Short exercise = Go through the entries below and print each one exactly, leaving out pictures.

>>>>

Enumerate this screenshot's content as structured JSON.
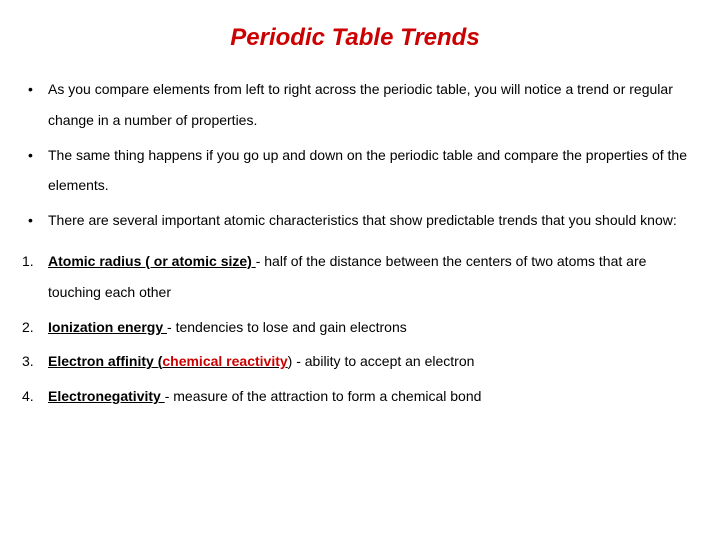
{
  "title": "Periodic Table Trends",
  "colors": {
    "title_color": "#cc0000",
    "text_color": "#000000",
    "accent_red": "#cc0000",
    "background": "#ffffff"
  },
  "typography": {
    "title_fontsize": 24,
    "body_fontsize": 14,
    "title_weight": "bold",
    "title_style": "italic",
    "line_height": 2.2,
    "font_family": "Arial"
  },
  "bullets": [
    "As you compare elements from left to right across the periodic table, you will notice a trend or regular change in a number of properties.",
    "The same thing happens if you go up and down on the periodic table and compare the properties of the elements.",
    "There are several important atomic characteristics that show predictable trends that you should know:"
  ],
  "numbered": [
    {
      "term": "Atomic radius ( or atomic size) ",
      "desc": "- half of the distance between the centers of two atoms that are touching each other"
    },
    {
      "term": "Ionization energy ",
      "desc": "-  tendencies to lose and gain electrons"
    },
    {
      "term_prefix": "Electron affinity ",
      "paren_open": "(",
      "paren_red": "chemical reactivity",
      "paren_close_and_desc": ") - ability to accept an electron"
    },
    {
      "term": "Electronegativity ",
      "desc": "- measure of the attraction to form a chemical bond"
    }
  ]
}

<<<<

Problem solution =
Enumerate this screenshot's content as structured JSON.
{
  "title": "Periodic Table Trends",
  "colors": {
    "title_color": "#cc0000",
    "text_color": "#000000",
    "accent_red": "#cc0000",
    "background": "#ffffff"
  },
  "typography": {
    "title_fontsize": 24,
    "body_fontsize": 14,
    "title_weight": "bold",
    "title_style": "italic",
    "line_height": 2.2,
    "font_family": "Arial"
  },
  "bullets": [
    "As you compare elements from left to right across the periodic table, you will notice a trend or regular change in a number of properties.",
    "The same thing happens if you go up and down on the periodic table and compare the properties of the elements.",
    "There are several important atomic characteristics that show predictable trends that you should know:"
  ],
  "numbered": [
    {
      "term": "Atomic radius ( or atomic size) ",
      "desc": "- half of the distance between the centers of two atoms that are touching each other"
    },
    {
      "term": "Ionization energy ",
      "desc": "-  tendencies to lose and gain electrons"
    },
    {
      "term_prefix": "Electron affinity ",
      "paren_open": "(",
      "paren_red": "chemical reactivity",
      "paren_close_and_desc": ") - ability to accept an electron"
    },
    {
      "term": "Electronegativity ",
      "desc": "- measure of the attraction to form a chemical bond"
    }
  ]
}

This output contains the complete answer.